--- Begin Records ---
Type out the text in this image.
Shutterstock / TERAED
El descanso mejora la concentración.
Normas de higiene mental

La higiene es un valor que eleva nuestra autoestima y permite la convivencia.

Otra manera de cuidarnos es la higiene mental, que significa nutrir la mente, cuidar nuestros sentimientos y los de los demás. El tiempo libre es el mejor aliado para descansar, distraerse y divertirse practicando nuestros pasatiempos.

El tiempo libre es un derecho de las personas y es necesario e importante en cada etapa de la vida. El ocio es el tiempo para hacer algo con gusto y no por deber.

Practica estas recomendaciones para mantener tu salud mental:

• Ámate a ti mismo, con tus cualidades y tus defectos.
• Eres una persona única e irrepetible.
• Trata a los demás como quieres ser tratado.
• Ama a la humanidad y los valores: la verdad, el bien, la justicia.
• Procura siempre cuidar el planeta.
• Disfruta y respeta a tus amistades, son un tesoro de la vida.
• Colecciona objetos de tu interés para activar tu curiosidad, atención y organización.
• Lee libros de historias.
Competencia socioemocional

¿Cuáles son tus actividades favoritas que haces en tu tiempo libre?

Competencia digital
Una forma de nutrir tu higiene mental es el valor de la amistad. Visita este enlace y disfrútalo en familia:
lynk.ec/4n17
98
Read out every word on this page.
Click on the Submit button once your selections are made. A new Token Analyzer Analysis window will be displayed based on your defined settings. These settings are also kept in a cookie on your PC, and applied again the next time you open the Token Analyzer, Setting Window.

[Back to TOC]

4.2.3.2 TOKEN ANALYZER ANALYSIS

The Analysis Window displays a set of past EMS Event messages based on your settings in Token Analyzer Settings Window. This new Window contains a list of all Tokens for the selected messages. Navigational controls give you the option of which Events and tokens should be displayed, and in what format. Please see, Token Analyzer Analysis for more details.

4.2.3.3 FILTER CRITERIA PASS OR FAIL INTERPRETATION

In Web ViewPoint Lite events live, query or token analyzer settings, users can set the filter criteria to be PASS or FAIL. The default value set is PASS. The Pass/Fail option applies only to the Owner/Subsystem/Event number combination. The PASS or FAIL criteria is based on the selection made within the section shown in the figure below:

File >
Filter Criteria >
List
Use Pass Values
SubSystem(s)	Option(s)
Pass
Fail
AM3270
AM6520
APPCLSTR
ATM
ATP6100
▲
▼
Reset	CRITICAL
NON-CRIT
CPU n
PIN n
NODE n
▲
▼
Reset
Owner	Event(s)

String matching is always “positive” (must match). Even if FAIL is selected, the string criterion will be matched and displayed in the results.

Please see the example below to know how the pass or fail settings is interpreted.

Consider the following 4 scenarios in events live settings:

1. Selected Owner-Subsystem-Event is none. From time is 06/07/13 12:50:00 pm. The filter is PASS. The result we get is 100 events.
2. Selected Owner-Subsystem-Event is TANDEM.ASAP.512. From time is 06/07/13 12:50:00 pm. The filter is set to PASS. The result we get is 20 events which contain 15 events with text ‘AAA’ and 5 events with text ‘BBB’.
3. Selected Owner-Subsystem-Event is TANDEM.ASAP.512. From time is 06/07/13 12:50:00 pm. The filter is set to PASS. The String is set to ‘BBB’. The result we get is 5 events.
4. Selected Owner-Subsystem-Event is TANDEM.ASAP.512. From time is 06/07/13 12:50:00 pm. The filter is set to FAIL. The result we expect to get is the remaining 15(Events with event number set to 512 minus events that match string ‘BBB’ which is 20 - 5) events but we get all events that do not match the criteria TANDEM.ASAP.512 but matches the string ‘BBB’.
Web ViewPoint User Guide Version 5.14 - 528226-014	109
--- End Records ---
Write out the records shown above, exactly as they appear.

Type out the text in this image.
Shutterstock / TERAED
El descanso mejora la concentración.
Normas de higiene mental

La higiene es un valor que eleva nuestra autoestima y permite la convivencia.

Otra manera de cuidarnos es la higiene mental, que significa nutrir la mente, cuidar nuestros sentimientos y los de los demás. El tiempo libre es el mejor aliado para descansar, distraerse y divertirse practicando nuestros pasatiempos.

El tiempo libre es un derecho de las personas y es necesario e importante en cada etapa de la vida. El ocio es el tiempo para hacer algo con gusto y no por deber.

Practica estas recomendaciones para mantener tu salud mental:

• Ámate a ti mismo, con tus cualidades y tus defectos.
• Eres una persona única e irrepetible.
• Trata a los demás como quieres ser tratado.
• Ama a la humanidad y los valores: la verdad, el bien, la justicia.
• Procura siempre cuidar el planeta.
• Disfruta y respeta a tus amistades, son un tesoro de la vida.
• Colecciona objetos de tu interés para activar tu curiosidad, atención y organización.
• Lee libros de historias.
Competencia socioemocional

¿Cuáles son tus actividades favoritas que haces en tu tiempo libre?

Competencia digital
Una forma de nutrir tu higiene mental es el valor de la amistad. Visita este enlace y disfrútalo en familia:
lynk.ec/4n17
98
Read out every word on this page.
Click on the Submit button once your selections are made. A new Token Analyzer Analysis window will be displayed based on your defined settings. These settings are also kept in a cookie on your PC, and applied again the next time you open the Token Analyzer, Setting Window.

[Back to TOC]

4.2.3.2 TOKEN ANALYZER ANALYSIS

The Analysis Window displays a set of past EMS Event messages based on your settings in Token Analyzer Settings Window. This new Window contains a list of all Tokens for the selected messages. Navigational controls give you the option of which Events and tokens should be displayed, and in what format. Please see, Token Analyzer Analysis for more details.

4.2.3.3 FILTER CRITERIA PASS OR FAIL INTERPRETATION

In Web ViewPoint Lite events live, query or token analyzer settings, users can set the filter criteria to be PASS or FAIL. The default value set is PASS. The Pass/Fail option applies only to the Owner/Subsystem/Event number combination. The PASS or FAIL criteria is based on the selection made within the section shown in the figure below:

File >
Filter Criteria >
List
Use Pass Values
SubSystem(s)	Option(s)
Pass
Fail
AM3270
AM6520
APPCLSTR
ATM
ATP6100
▲
▼
Reset	CRITICAL
NON-CRIT
CPU n
PIN n
NODE n
▲
▼
Reset
Owner	Event(s)

String matching is always “positive” (must match). Even if FAIL is selected, the string criterion will be matched and displayed in the results.

Please see the example below to know how the pass or fail settings is interpreted.

Consider the following 4 scenarios in events live settings:

1. Selected Owner-Subsystem-Event is none. From time is 06/07/13 12:50:00 pm. The filter is PASS. The result we get is 100 events.
2. Selected Owner-Subsystem-Event is TANDEM.ASAP.512. From time is 06/07/13 12:50:00 pm. The filter is set to PASS. The result we get is 20 events which contain 15 events with text ‘AAA’ and 5 events with text ‘BBB’.
3. Selected Owner-Subsystem-Event is TANDEM.ASAP.512. From time is 06/07/13 12:50:00 pm. The filter is set to PASS. The String is set to ‘BBB’. The result we get is 5 events.
4. Selected Owner-Subsystem-Event is TANDEM.ASAP.512. From time is 06/07/13 12:50:00 pm. The filter is set to FAIL. The result we expect to get is the remaining 15(Events with event number set to 512 minus events that match string ‘BBB’ which is 20 - 5) events but we get all events that do not match the criteria TANDEM.ASAP.512 but matches the string ‘BBB’.
Web ViewPoint User Guide Version 5.14 - 528226-014	109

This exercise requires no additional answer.